Problem to work on. Please copy out the listing lines, starting with the line that contains "lon-label: 128°W <box>1078 842 1119 856</box>" and going on through the line that contains "ace-fore-dotted-icon <box>110 1322". Reproduce each line unchanged.

........

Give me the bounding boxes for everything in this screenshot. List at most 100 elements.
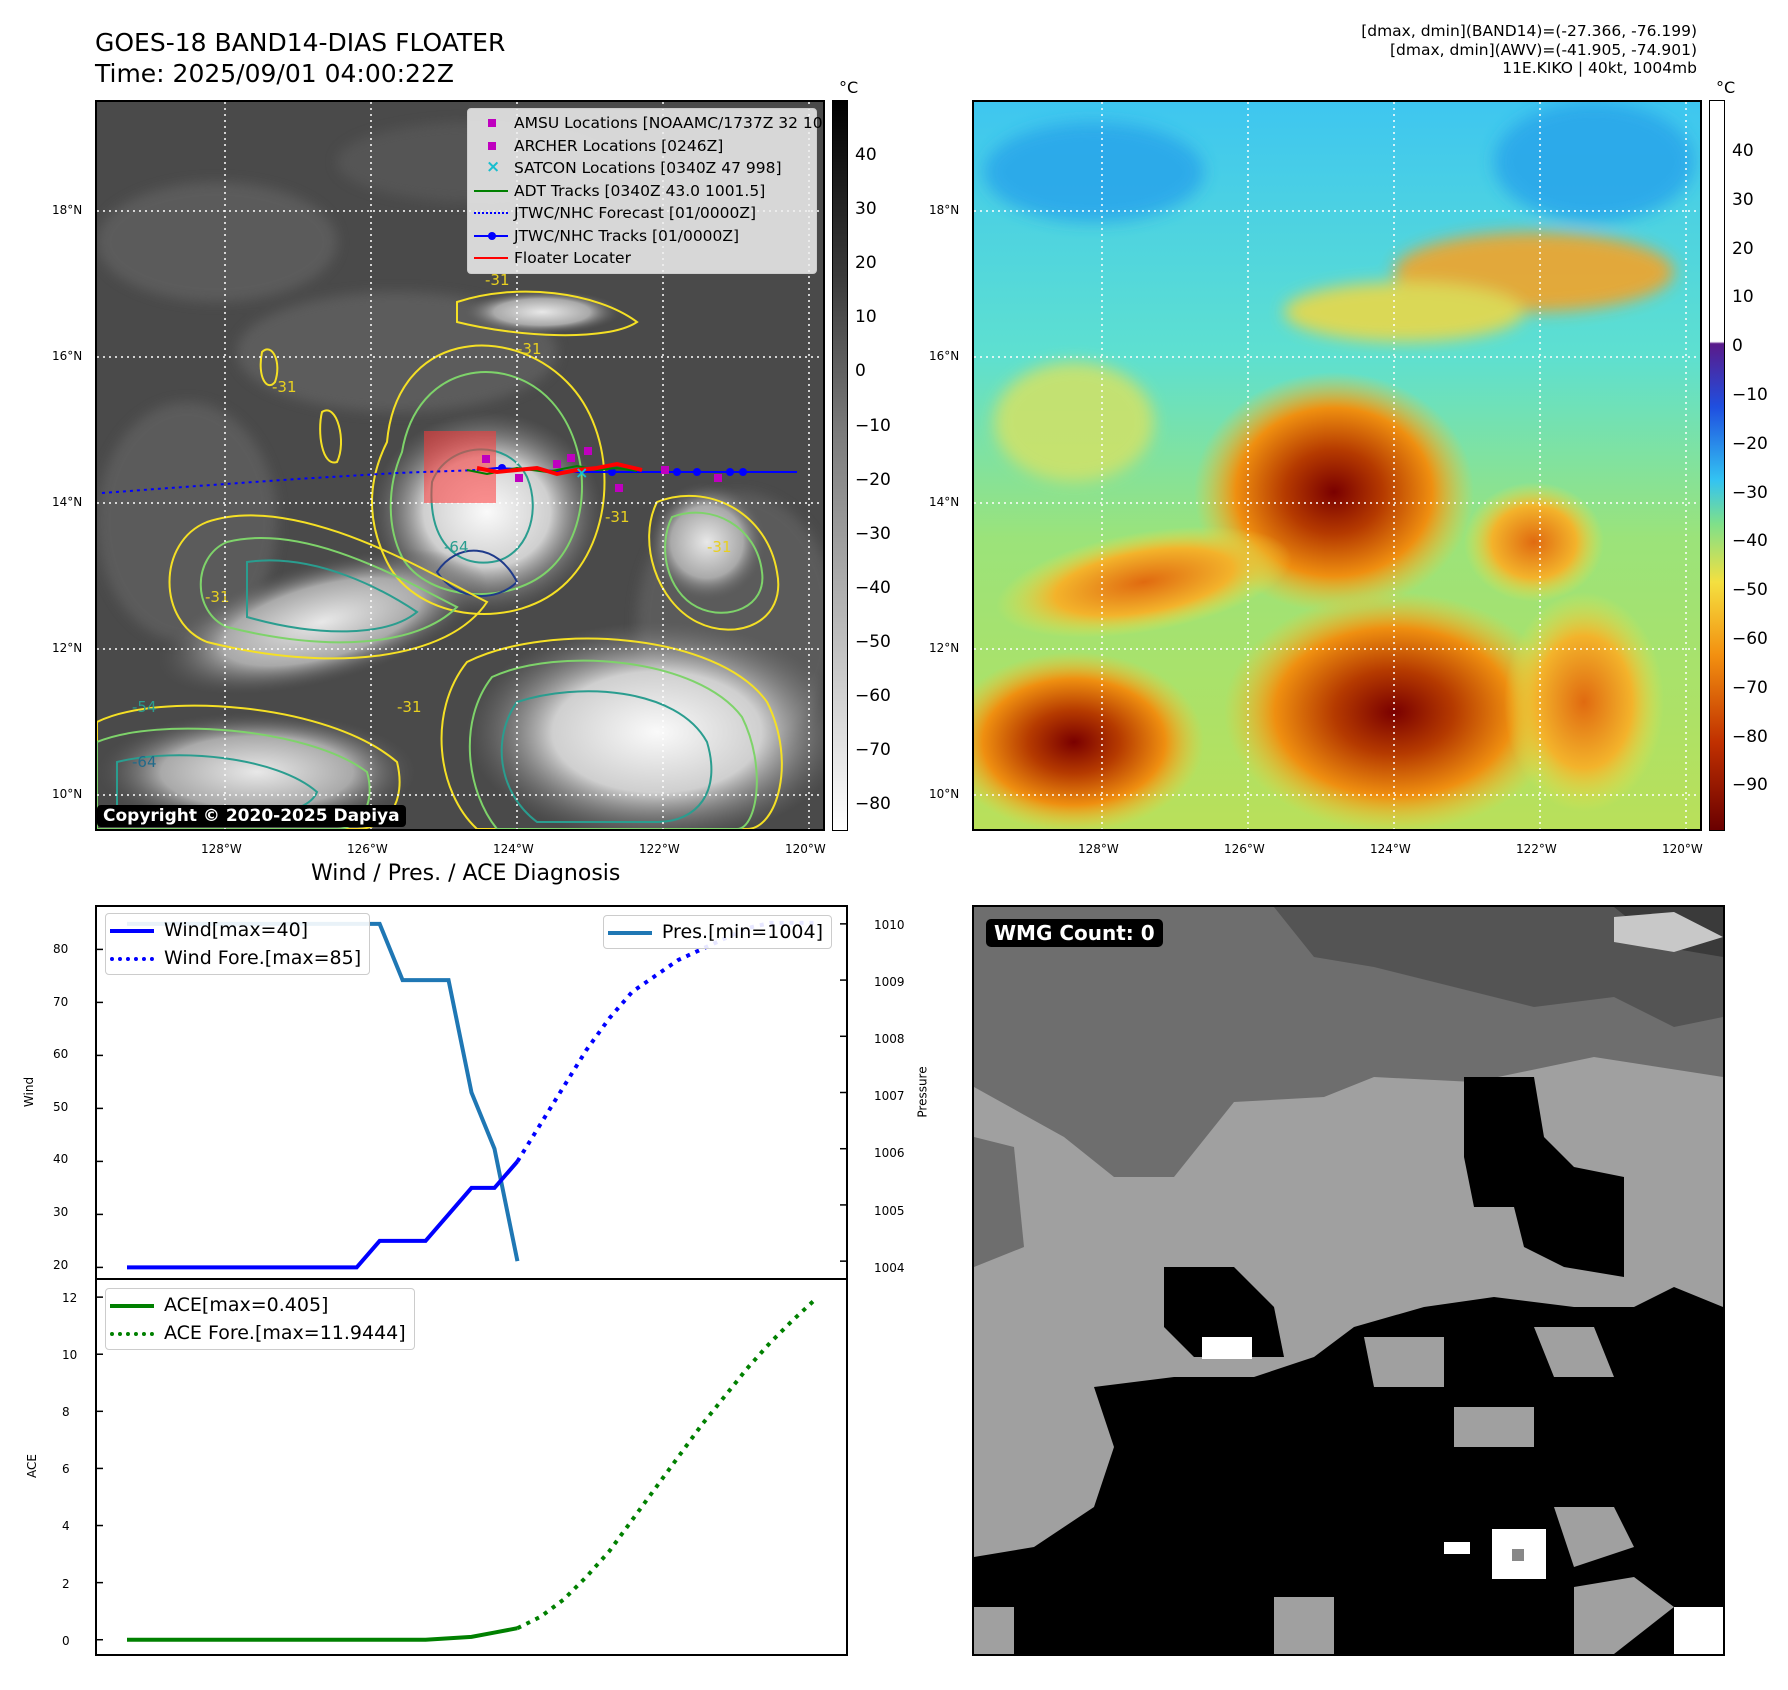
lon-label: 128°W <box>1078 842 1119 856</box>
awv-tick-label: 10 <box>1732 287 1754 308</box>
adt-line-icon <box>470 180 514 202</box>
ir-tick-label: 0 <box>855 361 866 382</box>
stats-line-1: [dmax, dmin](BAND14)=(-27.366, -76.199) <box>1361 22 1697 40</box>
legend-entry-forecast: JTWC/NHC Forecast [01/0000Z] <box>470 202 810 225</box>
ir-map-panel[interactable]: -31 -31 -31 -64 -31 -31 -31 -54 -64 -31 <box>95 100 825 831</box>
lon-label: 126°W <box>347 842 388 856</box>
ace-tick-label: 12 <box>62 1291 78 1305</box>
awv-tick-label: −70 <box>1732 677 1768 698</box>
ir-tick-label: −80 <box>855 794 891 815</box>
ir-tick-label: 10 <box>855 307 877 328</box>
ace-tick-label: 4 <box>62 1519 70 1534</box>
pressure-line-icon <box>607 921 662 943</box>
awv-tick-label: −90 <box>1732 775 1768 796</box>
pressure-tick-label: 1004 <box>874 1260 905 1275</box>
figure-title: GOES-18 BAND14-DIAS FLOATER Time: 2025/0… <box>95 27 505 89</box>
ace-tick-label: 10 <box>62 1348 78 1363</box>
archer-marker-icon <box>470 135 514 157</box>
contour-label: -64 <box>132 753 157 771</box>
contour-label: -31 <box>605 508 630 526</box>
lon-label: 124°W <box>493 842 534 856</box>
wmg-panel[interactable]: WMG Count: 0 <box>972 905 1725 1656</box>
legend-entry-wind-fore: Wind Fore.[max=85] <box>110 944 361 972</box>
wind-axis-label: Wind <box>22 1076 37 1108</box>
ir-tick-label: −70 <box>855 740 891 761</box>
ace-legend: ACE[max=0.405] ACE Fore.[max=11.9444] <box>105 1288 415 1350</box>
awv-tick-label: −60 <box>1732 629 1768 649</box>
stats-line-3: 11E.KIKO | 40kt, 1004mb <box>1502 59 1697 77</box>
awv-colorbar-unit: °C <box>1716 78 1736 97</box>
storm-stats: [dmax, dmin](BAND14)=(-27.366, -76.199) … <box>1361 22 1697 78</box>
ir-colorbar <box>832 100 848 831</box>
contour-label: -31 <box>707 538 732 556</box>
pressure-tick-label: 1009 <box>874 975 905 990</box>
ir-tick-label: 30 <box>855 199 877 220</box>
lon-label: 122°W <box>639 842 680 856</box>
ir-tick-label: −50 <box>855 631 891 652</box>
wmg-image <box>974 907 1723 1654</box>
ace-chart: ACE[max=0.405] ACE Fore.[max=11.9444] <box>95 1278 848 1656</box>
awv-tick-label: 0 <box>1732 336 1743 357</box>
lon-label: 128°W <box>201 842 242 856</box>
ace-tick-label: 0 <box>62 1633 70 1648</box>
lat-label: 14°N <box>52 495 83 509</box>
contour-label: -64 <box>444 538 469 556</box>
ace-fore-dotted-icon <box>110 1322 164 1344</box>
legend-entry-pressure: Pres.[min=1004] <box>607 918 823 946</box>
lon-label: 120°W <box>1662 842 1703 856</box>
lat-label: 14°N <box>929 495 960 509</box>
lat-label: 10°N <box>52 787 83 801</box>
ace-plot <box>97 1296 818 1642</box>
legend-entry-ace-fore: ACE Fore.[max=11.9444] <box>110 1319 406 1347</box>
ir-colorbar-unit: °C <box>839 78 859 97</box>
diagnosis-title: Wind / Pres. / ACE Diagnosis <box>311 861 621 886</box>
ir-tick-label: −30 <box>855 523 891 544</box>
awv-tick-label: 40 <box>1732 141 1754 161</box>
ace-line-icon <box>110 1294 164 1316</box>
awv-tick-label: 30 <box>1732 189 1754 210</box>
ace-forecast-line <box>516 1297 818 1630</box>
legend-entry-satcon: × SATCON Locations [0340Z 47 998] <box>470 157 810 180</box>
ir-tick-label: −40 <box>855 577 891 598</box>
ir-map-legend: AMSU Locations [NOAAMC/1737Z 32 1006] AR… <box>467 108 823 274</box>
floater-box <box>424 431 496 503</box>
lon-label: 126°W <box>1224 842 1265 856</box>
contour-label: -31 <box>205 588 230 606</box>
ace-axis-label: ACE <box>24 1454 39 1478</box>
ace-tick-label: 8 <box>62 1405 70 1420</box>
pressure-tick-label: 1007 <box>874 1089 905 1104</box>
pressure-legend: Pres.[min=1004] <box>602 915 832 949</box>
wind-tick-label: 80 <box>53 942 69 956</box>
wind-tick-label: 40 <box>53 1152 69 1167</box>
amsu-marker-icon <box>470 112 514 134</box>
legend-entry-floater: Floater Locater <box>470 247 810 270</box>
contour-label: -54 <box>132 698 157 716</box>
legend-entry-wind: Wind[max=40] <box>110 916 361 944</box>
wind-tick-label: 50 <box>53 1099 69 1114</box>
wind-line <box>127 1160 519 1270</box>
wind-legend: Wind[max=40] Wind Fore.[max=85] <box>105 913 371 975</box>
satcon-marker-icon: × <box>486 157 501 178</box>
ace-line <box>127 1626 518 1642</box>
awv-tick-label: 20 <box>1732 238 1754 259</box>
awv-tick-label: −40 <box>1732 531 1768 552</box>
title-line-2: Time: 2025/09/01 04:00:22Z <box>95 59 454 88</box>
legend-entry-adt: ADT Tracks [0340Z 43.0 1001.5] <box>470 180 810 203</box>
lon-label: 120°W <box>785 842 826 856</box>
pressure-axis-label: Pressure <box>915 1066 930 1118</box>
lon-label: 124°W <box>1370 842 1411 856</box>
contour-label: -31 <box>517 340 542 358</box>
legend-entry-tracks: JTWC/NHC Tracks [01/0000Z] <box>470 225 810 248</box>
awv-map-panel[interactable] <box>972 100 1702 831</box>
legend-entry-ace: ACE[max=0.405] <box>110 1291 406 1319</box>
wmg-count-badge: WMG Count: 0 <box>986 919 1163 947</box>
title-line-1: GOES-18 BAND14-DIAS FLOATER <box>95 28 506 57</box>
lat-label: 10°N <box>929 787 960 801</box>
ir-tick-label: −20 <box>855 469 891 490</box>
pressure-tick-label: 1005 <box>874 1203 905 1218</box>
lon-label: 122°W <box>1516 842 1557 856</box>
awv-tick-label: −50 <box>1732 580 1768 601</box>
awv-tick-label: −80 <box>1732 726 1768 747</box>
svg-text:×: × <box>575 463 588 482</box>
wind-forecast-line <box>515 920 816 1163</box>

........

Exercise answer.
lon-label: 128°W <box>1078 842 1119 856</box>
awv-tick-label: 10 <box>1732 287 1754 308</box>
adt-line-icon <box>470 180 514 202</box>
ir-tick-label: 0 <box>855 361 866 382</box>
stats-line-1: [dmax, dmin](BAND14)=(-27.366, -76.199) <box>1361 22 1697 40</box>
legend-entry-forecast: JTWC/NHC Forecast [01/0000Z] <box>470 202 810 225</box>
ir-map-panel[interactable]: -31 -31 -31 -64 -31 -31 -31 -54 -64 -31 <box>95 100 825 831</box>
lon-label: 126°W <box>347 842 388 856</box>
ace-tick-label: 12 <box>62 1291 78 1305</box>
awv-tick-label: −70 <box>1732 677 1768 698</box>
ir-tick-label: −80 <box>855 794 891 815</box>
ir-tick-label: 10 <box>855 307 877 328</box>
ace-tick-label: 4 <box>62 1519 70 1534</box>
pressure-line-icon <box>607 921 662 943</box>
awv-tick-label: −90 <box>1732 775 1768 796</box>
pressure-tick-label: 1004 <box>874 1260 905 1275</box>
figure-title: GOES-18 BAND14-DIAS FLOATER Time: 2025/0… <box>95 27 505 89</box>
ace-tick-label: 10 <box>62 1348 78 1363</box>
archer-marker-icon <box>470 135 514 157</box>
contour-label: -64 <box>132 753 157 771</box>
contour-label: -31 <box>605 508 630 526</box>
lon-label: 124°W <box>493 842 534 856</box>
wmg-panel[interactable]: WMG Count: 0 <box>972 905 1725 1656</box>
legend-entry-wind-fore: Wind Fore.[max=85] <box>110 944 361 972</box>
wind-axis-label: Wind <box>22 1076 37 1108</box>
ir-tick-label: −70 <box>855 740 891 761</box>
ace-legend: ACE[max=0.405] ACE Fore.[max=11.9444] <box>105 1288 415 1350</box>
awv-tick-label: −60 <box>1732 629 1768 649</box>
stats-line-3: 11E.KIKO | 40kt, 1004mb <box>1502 59 1697 77</box>
awv-colorbar-unit: °C <box>1716 78 1736 97</box>
storm-stats: [dmax, dmin](BAND14)=(-27.366, -76.199) … <box>1361 22 1697 78</box>
ir-colorbar <box>832 100 848 831</box>
contour-label: -31 <box>707 538 732 556</box>
pressure-tick-label: 1009 <box>874 975 905 990</box>
ir-tick-label: 30 <box>855 199 877 220</box>
lon-label: 122°W <box>639 842 680 856</box>
ir-tick-label: −50 <box>855 631 891 652</box>
wmg-image <box>974 907 1723 1654</box>
ace-chart: ACE[max=0.405] ACE Fore.[max=11.9444] <box>95 1278 848 1656</box>
awv-tick-label: 0 <box>1732 336 1743 357</box>
lon-label: 128°W <box>201 842 242 856</box>
ace-tick-label: 0 <box>62 1633 70 1648</box>
lat-label: 14°N <box>52 495 83 509</box>
contour-label: -64 <box>444 538 469 556</box>
ace-fore-dotted-icon <box>110 1322 164 1344</box>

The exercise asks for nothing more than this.